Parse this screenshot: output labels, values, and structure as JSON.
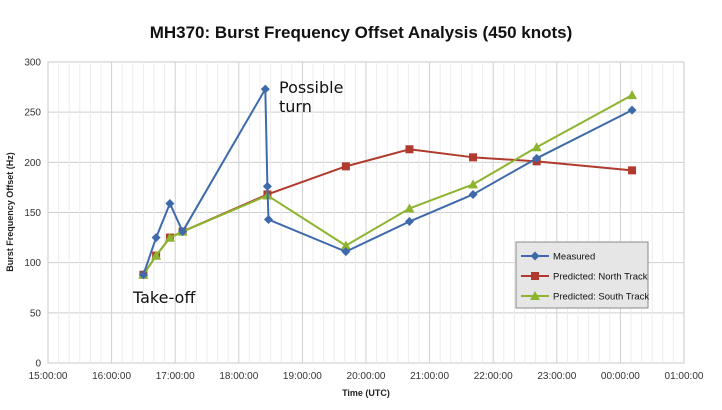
{
  "chart_data": {
    "type": "line",
    "title": "MH370: Burst Frequency Offset Analysis (450 knots)",
    "xlabel": "Time (UTC)",
    "ylabel": "Burst Frequency Offset (Hz)",
    "x_ticks": [
      "15:00:00",
      "16:00:00",
      "17:00:00",
      "18:00:00",
      "19:00:00",
      "20:00:00",
      "21:00:00",
      "22:00:00",
      "23:00:00",
      "00:00:00",
      "01:00:00"
    ],
    "xlim": [
      "15:00",
      "01:00 (+1 day)"
    ],
    "ylim": [
      0,
      300
    ],
    "y_ticks": [
      0,
      50,
      100,
      150,
      200,
      250,
      300
    ],
    "grid": true,
    "legend_position": "bottom-right",
    "series": [
      {
        "name": "Measured",
        "color": "#3e6aac",
        "marker": "diamond",
        "x": [
          "16:30",
          "16:42",
          "16:55",
          "17:07",
          "18:25",
          "18:27",
          "18:28",
          "19:41",
          "20:41",
          "21:41",
          "22:41",
          "00:11"
        ],
        "y": [
          88,
          125,
          159,
          131,
          273,
          176,
          143,
          111,
          141,
          168,
          204,
          252
        ]
      },
      {
        "name": "Predicted: North Track",
        "color": "#b03a2e",
        "marker": "square",
        "x": [
          "16:30",
          "16:42",
          "16:55",
          "17:07",
          "18:27",
          "19:41",
          "20:41",
          "21:41",
          "22:41",
          "00:11"
        ],
        "y": [
          88,
          107,
          125,
          131,
          168,
          196,
          213,
          205,
          201,
          192
        ]
      },
      {
        "name": "Predicted: South Track",
        "color": "#8db42f",
        "marker": "triangle",
        "x": [
          "16:30",
          "16:42",
          "16:55",
          "17:07",
          "18:27",
          "19:41",
          "20:41",
          "21:41",
          "22:41",
          "00:11"
        ],
        "y": [
          88,
          107,
          125,
          131,
          167,
          117,
          154,
          178,
          215,
          267
        ]
      }
    ],
    "annotations": [
      {
        "text_lines": [
          "Possible",
          "turn"
        ],
        "near": "peak of Measured at 18:25"
      },
      {
        "text_lines": [
          "Take-off"
        ],
        "near": "first points at 16:30"
      }
    ]
  }
}
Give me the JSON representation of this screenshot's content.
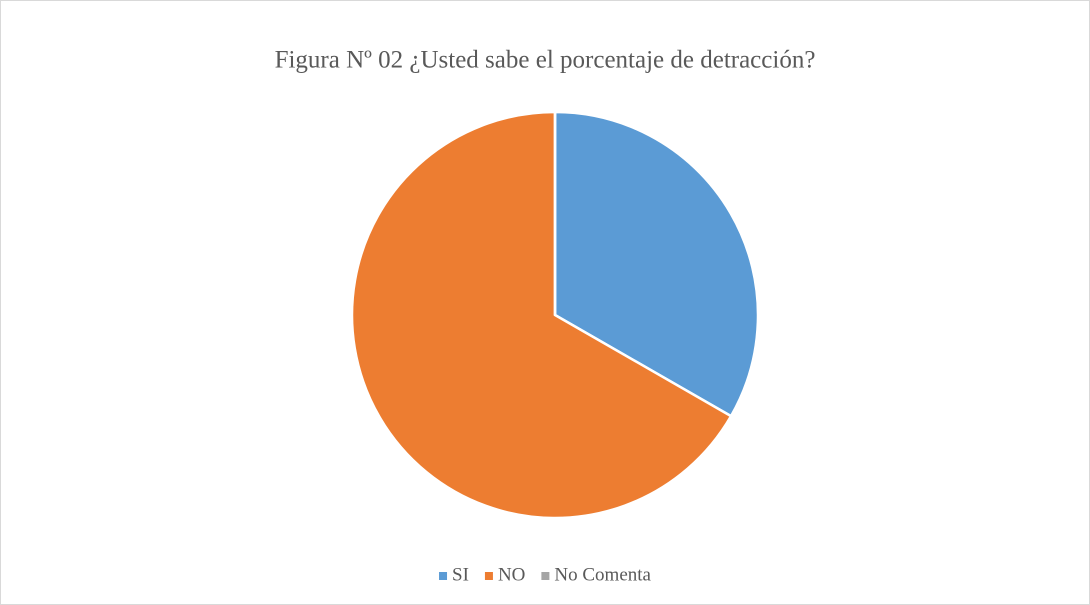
{
  "chart_data": {
    "type": "pie",
    "title": "Figura Nº 02 ¿Usted sabe el porcentaje de detracción?",
    "categories": [
      "SI",
      "NO",
      "No Comenta"
    ],
    "values": [
      33.3,
      66.7,
      0
    ],
    "colors": [
      "#5b9bd5",
      "#ed7d31",
      "#a5a5a5"
    ],
    "legend": "bottom"
  }
}
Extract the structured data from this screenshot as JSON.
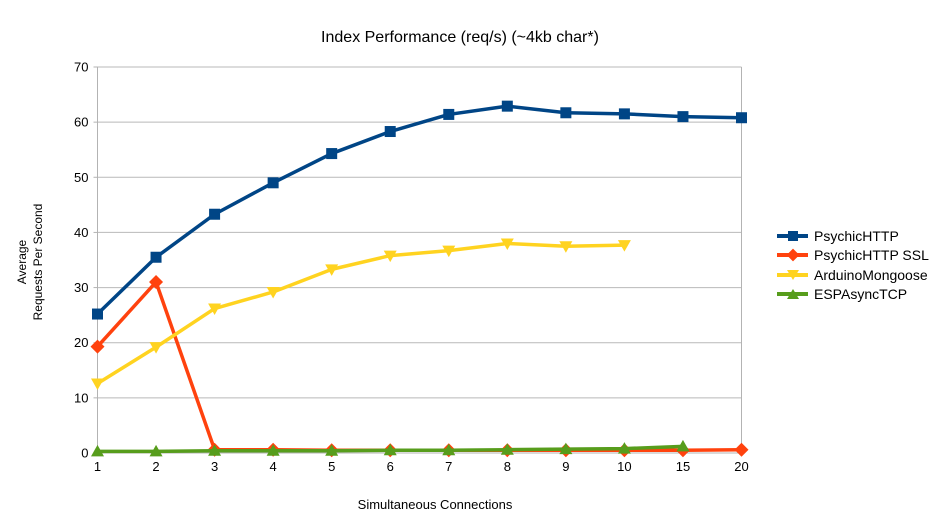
{
  "chart_data": {
    "type": "line",
    "title": "Index Performance (req/s) (~4kb char*)",
    "xlabel": "Simultaneous Connections",
    "ylabel_line1": "Average",
    "ylabel_line2": "Requests Per Second",
    "categories": [
      "1",
      "2",
      "3",
      "4",
      "5",
      "6",
      "7",
      "8",
      "9",
      "10",
      "15",
      "20"
    ],
    "ylim": [
      0,
      70
    ],
    "ytick_step": 10,
    "yticks": [
      0,
      10,
      20,
      30,
      40,
      50,
      60,
      70
    ],
    "grid": "horizontal-major",
    "legend_position": "right",
    "axis_color": "#b3b3b3",
    "grid_color": "#b9b9b9",
    "text_color": "#000000",
    "background_color": "#ffffff",
    "series": [
      {
        "name": "PsychicHTTP",
        "color": "#004586",
        "marker": "square",
        "values": [
          25.2,
          35.5,
          43.3,
          49.0,
          54.3,
          58.3,
          61.4,
          62.9,
          61.7,
          61.5,
          61.0,
          60.8
        ]
      },
      {
        "name": "PsychicHTTP SSL",
        "color": "#FF420E",
        "marker": "diamond",
        "values": [
          19.3,
          31.0,
          0.6,
          0.6,
          0.5,
          0.5,
          0.5,
          0.5,
          0.5,
          0.5,
          0.5,
          0.6
        ]
      },
      {
        "name": "ArduinoMongoose",
        "color": "#FFD320",
        "marker": "triangle-down",
        "values": [
          12.6,
          19.2,
          26.2,
          29.2,
          33.3,
          35.8,
          36.7,
          38.0,
          37.5,
          37.7,
          null,
          null
        ]
      },
      {
        "name": "ESPAsyncTCP",
        "color": "#579D1C",
        "marker": "triangle-up",
        "values": [
          0.3,
          0.3,
          0.4,
          0.4,
          0.4,
          0.5,
          0.5,
          0.6,
          0.7,
          0.8,
          1.2,
          null
        ]
      }
    ]
  }
}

··········

Pick out all the lines with the word "marker" in them and copy them.

        "marker": "diamond",
        "marker": "square",
        "marker": "triangle",
        "marker": "square",
        "marker": "diamond",
        "marker": "triangle-down",
        "marker": "triangle-up",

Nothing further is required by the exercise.